TASK REQUIREMENTS: Extract all lines in the data that contain the word "развитию".

Stored records:

>> Begin

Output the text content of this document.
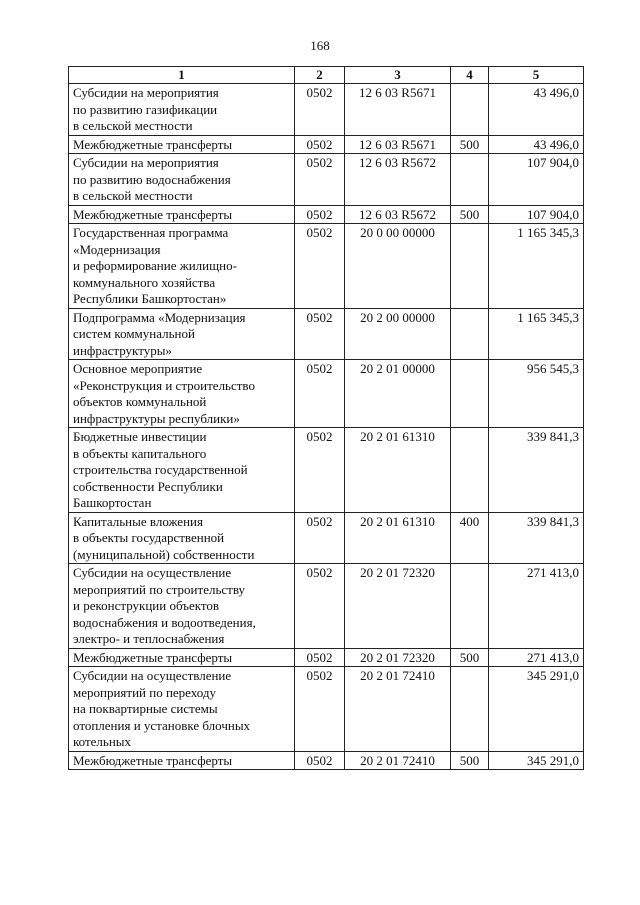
168
1	2	3	4	5

Субсидии на мероприятия
по развитию газификации
в сельской местности	0502	12 6 03 R5671		43 496,0

Межбюджетные трансферты	0502	12 6 03 R5671	500	43 496,0

Субсидии на мероприятия
по развитию водоснабжения
в сельской местности	0502	12 6 03 R5672		107 904,0

Межбюджетные трансферты	0502	12 6 03 R5672	500	107 904,0

Государственная программа
«Модернизация
и реформирование жилищно-
коммунального хозяйства
Республики Башкортостан»	0502	20 0 00 00000		1 165 345,3

Подпрограмма «Модернизация
систем коммунальной
инфраструктуры»	0502	20 2 00 00000		1 165 345,3

Основное мероприятие
«Реконструкция и строительство
объектов коммунальной
инфраструктуры республики»	0502	20 2 01 00000		956 545,3

Бюджетные инвестиции
в объекты капитального
строительства государственной
собственности Республики
Башкортостан	0502	20 2 01 61310		339 841,3

Капитальные вложения
в объекты государственной
(муниципальной) собственности	0502	20 2 01 61310	400	339 841,3

Субсидии на осуществление
мероприятий по строительству
и реконструкции объектов
водоснабжения и водоотведения,
электро- и теплоснабжения	0502	20 2 01 72320		271 413,0

Межбюджетные трансферты	0502	20 2 01 72320	500	271 413,0

Субсидии на осуществление
мероприятий по переходу
на поквартирные системы
отопления и установке блочных
котельных	0502	20 2 01 72410		345 291,0

Межбюджетные трансферты	0502	20 2 01 72410	500	345 291,0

>> End

ANSWER TO THE TASK:
по развитию газификации
по развитию водоснабжения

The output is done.